==== Task inputs

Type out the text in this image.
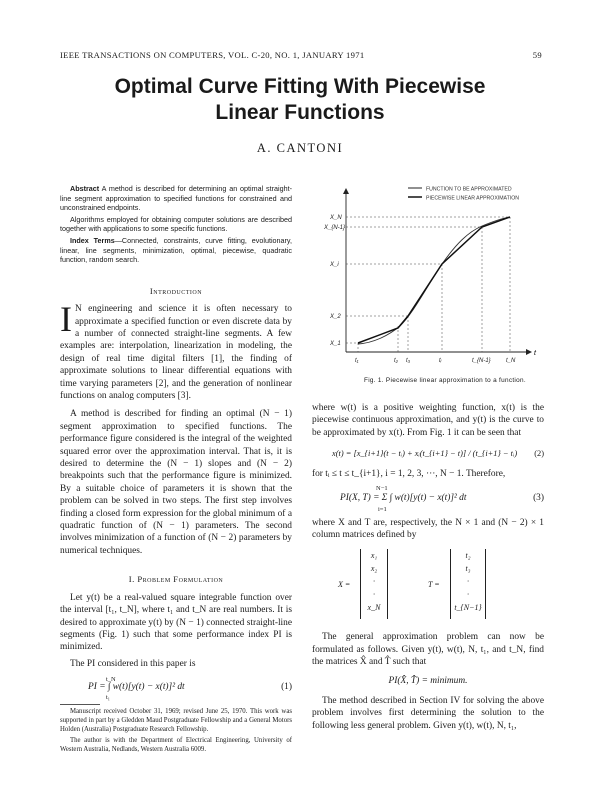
IEEE TRANSACTIONS ON COMPUTERS, VOL. C-20, NO. 1, JANUARY 1971	59
Optimal Curve Fitting With Piecewise
Linear Functions
A. CANTONI

Abstract A method is described for determining an optimal straight-line segment approximation to specified functions for constrained and unconstrained endpoints.

Algorithms employed for obtaining computer solutions are described together with applications to some specific functions.

Index Terms—Connected, constraints, curve fitting, evolutionary, linear, line segments, minimization, optimal, piecewise, quadratic function, random search.

Introduction

I N engineering and science it is often necessary to approximate a specified function or even discrete data by a number of connected straight-line segments. A few examples are: interpolation, linearization in modeling, the design of real time digital filters [1], the finding of approximate solutions to linear differential equations with time varying parameters [2], and the generation of nonlinear functions on analog computers [3].

A method is described for finding an optimal (N − 1) segment approximation to specified functions. The performance figure considered is the integral of the weighted squared error over the approximation interval. That is, it is desired to determine the (N − 1) slopes and (N − 2) breakpoints such that the performance figure is minimized. By a suitable choice of parameters it is shown that the problem can be solved in two steps. The first step involves finding a closed form expression for the global minimum of a quadratic function of (N − 1) parameters. The second involves minimization of a function of (N − 2) parameters by numerical techniques.

I. Problem Formulation

Let y(t) be a real-valued square integrable function over the interval [t₁, t_N], where t₁ and t_N are real numbers. It is desired to approximate y(t) by (N − 1) connected straight-line segments (Fig. 1) such that some performance index PI is minimized.

The PI considered in this paper is

t_N
PI = ∫ w(t)[y(t) − x(t)]² dt
t₁
(1)

Manuscript received October 31, 1969; revised June 25, 1970. This work was supported in part by a Gledden Maud Postgraduate Fellowship and a General Motors Holden (Australia) Postgraduate Research Fellowship.

The author is with the Department of Electrical Engineering, University of Western Australia, Nedlands, Western Australia 6009.

FUNCTION TO BE APPROXIMATED
PIECEWISE LINEAR APPROXIMATION
t
X_N
X_{N-1}
X_i
X_2
X_1
t₁	t₂ t₃	tᵢ	t_{N-1}	t_N
Fig. 1. Piecewise linear approximation to a function.

where w(t) is a positive weighting function, x(t) is the piecewise continuous approximation, and y(t) is the curve to be approximated by x(t). From Fig. 1 it can be seen that

x(t) = [x_{i+1}(t − tᵢ) + xᵢ(t_{i+1} − t)] / (t_{i+1} − tᵢ) (2)

for tᵢ ≤ t ≤ t_{i+1}, i = 1, 2, 3, ···, N − 1. Therefore,

N−1
PI(X, T) = Σ ∫ w(t)[y(t) − x(t)]² dt
i=1
(3)

where X and T are, respectively, the N × 1 and (N − 2) × 1 column matrices defined by

X =
x₁
x₂
·
·
x_N
T =
t₂
t₃
·
·
t_{N−1}

The general approximation problem can now be formulated as follows. Given y(t), w(t), N, t₁, and t_N, find the matrices X̂ and T̂ such that

PI(X̂, T̂) = minimum.

The method described in Section IV for solving the above problem involves first determining the solution to the following less general problem. Given y(t), w(t), N, t₁,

========

- **Stated goal**
Make an exact copy of the data, leaving its pictures out.

- **Exercise solution**
Type out the text in this image.
IEEE TRANSACTIONS ON COMPUTERS, VOL. C-20, NO. 1, JANUARY 1971	59
Optimal Curve Fitting With Piecewise
Linear Functions
A. CANTONI

Abstract A method is described for determining an optimal straight-line segment approximation to specified functions for constrained and unconstrained endpoints.

Algorithms employed for obtaining computer solutions are described together with applications to some specific functions.

Index Terms—Connected, constraints, curve fitting, evolutionary, linear, line segments, minimization, optimal, piecewise, quadratic function, random search.

Introduction

I N engineering and science it is often necessary to approximate a specified function or even discrete data by a number of connected straight-line segments. A few examples are: interpolation, linearization in modeling, the design of real time digital filters [1], the finding of approximate solutions to linear differential equations with time varying parameters [2], and the generation of nonlinear functions on analog computers [3].

A method is described for finding an optimal (N − 1) segment approximation to specified functions. The performance figure considered is the integral of the weighted squared error over the approximation interval. That is, it is desired to determine the (N − 1) slopes and (N − 2) breakpoints such that the performance figure is minimized. By a suitable choice of parameters it is shown that the problem can be solved in two steps. The first step involves finding a closed form expression for the global minimum of a quadratic function of (N − 1) parameters. The second involves minimization of a function of (N − 2) parameters by numerical techniques.

I. Problem Formulation

Let y(t) be a real-valued square integrable function over the interval [t₁, t_N], where t₁ and t_N are real numbers. It is desired to approximate y(t) by (N − 1) connected straight-line segments (Fig. 1) such that some performance index PI is minimized.

The PI considered in this paper is

t_N
PI = ∫ w(t)[y(t) − x(t)]² dt
t₁
(1)

Manuscript received October 31, 1969; revised June 25, 1970. This work was supported in part by a Gledden Maud Postgraduate Fellowship and a General Motors Holden (Australia) Postgraduate Research Fellowship.

The author is with the Department of Electrical Engineering, University of Western Australia, Nedlands, Western Australia 6009.

FUNCTION TO BE APPROXIMATED
PIECEWISE LINEAR APPROXIMATION
t
X_N
X_{N-1}
X_i
X_2
X_1
t₁	t₂ t₃	tᵢ	t_{N-1}	t_N
Fig. 1. Piecewise linear approximation to a function.

where w(t) is a positive weighting function, x(t) is the piecewise continuous approximation, and y(t) is the curve to be approximated by x(t). From Fig. 1 it can be seen that

x(t) = [x_{i+1}(t − tᵢ) + xᵢ(t_{i+1} − t)] / (t_{i+1} − tᵢ) (2)

for tᵢ ≤ t ≤ t_{i+1}, i = 1, 2, 3, ···, N − 1. Therefore,

N−1
PI(X, T) = Σ ∫ w(t)[y(t) − x(t)]² dt
i=1
(3)

where X and T are, respectively, the N × 1 and (N − 2) × 1 column matrices defined by

X =
x₁
x₂
·
·
x_N
T =
t₂
t₃
·
·
t_{N−1}

The general approximation problem can now be formulated as follows. Given y(t), w(t), N, t₁, and t_N, find the matrices X̂ and T̂ such that

PI(X̂, T̂) = minimum.

The method described in Section IV for solving the above problem involves first determining the solution to the following less general problem. Given y(t), w(t), N, t₁,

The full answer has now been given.